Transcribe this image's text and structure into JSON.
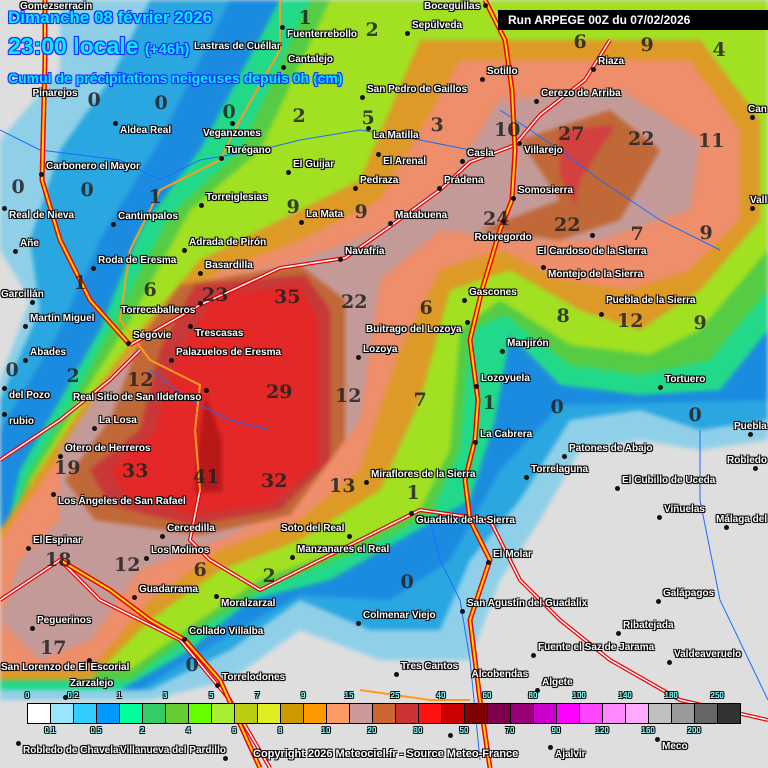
{
  "header": {
    "date": "Dimanche 08 février 2026",
    "time": "23:00 locale",
    "lead": "(+46h)",
    "product": "Cumul de précipitations neigeuses depuis 0h (cm)",
    "run": "Run ARPEGE 00Z du 07/02/2026"
  },
  "legend": {
    "colors": [
      "#ffffff",
      "#99e5ff",
      "#33ccff",
      "#0099ff",
      "#00ff99",
      "#33cc66",
      "#66cc33",
      "#66ff00",
      "#aaee33",
      "#bbcc11",
      "#ddee22",
      "#cc9900",
      "#ff9900",
      "#ff9966",
      "#cc9999",
      "#cc6633",
      "#cc3333",
      "#ff1111",
      "#cc0000",
      "#800000",
      "#800050",
      "#990077",
      "#cc00cc",
      "#ff00ff",
      "#ff44ff",
      "#ff88ff",
      "#ffaaff",
      "#c0c0c0",
      "#999999",
      "#666666",
      "#333333"
    ],
    "top_labels": [
      "0",
      "0.2",
      "1",
      "3",
      "5",
      "7",
      "9",
      "15",
      "25",
      "40",
      "60",
      "80",
      "100",
      "140",
      "180",
      "250"
    ],
    "bottom_labels": [
      "0.1",
      "0.5",
      "2",
      "4",
      "6",
      "8",
      "10",
      "20",
      "30",
      "50",
      "70",
      "90",
      "120",
      "160",
      "200"
    ]
  },
  "cities": [
    "Gomezserracin",
    "Lastras de Cuéllar",
    "Fuenterrebollo",
    "Sepúlveda",
    "Boceguillas",
    "Cantalejo",
    "Riaza",
    "Sotillo",
    "San Pedro de Gaillos",
    "Cerezo de Arriba",
    "Aldea Real",
    "Veganzones",
    "La Matilla",
    "Villarejo",
    "Turégano",
    "El Arenal",
    "Casla",
    "Carbonero el Mayor",
    "El Guijar",
    "Pedraza",
    "Prádena",
    "Somosierra",
    "Torreiglesias",
    "Real de Nieva",
    "Cantimpalos",
    "La Mata",
    "Matabuena",
    "Robregordo",
    "El Cardoso de la Sierra",
    "Añe",
    "Adrada de Pirón",
    "Navafría",
    "Montejo de la Sierra",
    "Roda de Eresma",
    "Basardilla",
    "Gascones",
    "Garcillán",
    "Torrecaballeros",
    "Buitrago del Lozoya",
    "Puebla de la Sierra",
    "Martín Miguel",
    "Trescasas",
    "Ségovie",
    "Manjirón",
    "Lozoya",
    "Palazuelos de Eresma",
    "Abades",
    "del Pozo",
    "Real Sitio de San Ildefonso",
    "Lozoyuela",
    "Tortuero",
    "rubio",
    "La Losa",
    "La Cabrera",
    "Patones de Abajo",
    "Otero de Herreros",
    "Torrelaguna",
    "Miraflores de la Sierra",
    "El Cubillo de Uceda",
    "Los Ángeles de San Rafael",
    "Guadalix de la Sierra",
    "Viñuelas",
    "Robledo",
    "Málaga del",
    "Cercedilla",
    "Soto del Real",
    "El Espinar",
    "El Molar",
    "Los Molinos",
    "Manzanares el Real",
    "Guadarrama",
    "Moralzarzal",
    "San Agustín del Guadalix",
    "Colmenar Viejo",
    "Galápagos",
    "Peguerinos",
    "Collado Villalba",
    "Ribatejada",
    "Valdeaveruelo",
    "San Lorenzo de El Escorial",
    "Fuente el Saz de Jarama",
    "Tres Cantos",
    "Torrelodones",
    "Algete",
    "Alcobendas",
    "Ajalvir",
    "Meco",
    "Robledo de Chavela",
    "Zarzalejo",
    "Villanueva del Pardillo",
    "Pinarejos",
    "Vall",
    "Can",
    "Puebla"
  ],
  "values": [
    "1",
    "2",
    "6",
    "9",
    "4",
    "0",
    "0",
    "0",
    "2",
    "5",
    "3",
    "10",
    "27",
    "22",
    "11",
    "0",
    "0",
    "1",
    "9",
    "9",
    "24",
    "22",
    "7",
    "9",
    "1",
    "6",
    "23",
    "35",
    "22",
    "6",
    "8",
    "12",
    "9",
    "2",
    "12",
    "29",
    "12",
    "7",
    "1",
    "0",
    "0",
    "19",
    "33",
    "41",
    "32",
    "13",
    "1",
    "18",
    "12",
    "6",
    "2",
    "0",
    "17",
    "0",
    "0"
  ],
  "copyright": "Copyright 2026 Meteociel.fr - Source Meteo-France"
}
_____
* [What is expected] Show every line that contains the word "Eresma".

* [Output of the task]
    "Roda de Eresma",
    "Palazuelos de Eresma",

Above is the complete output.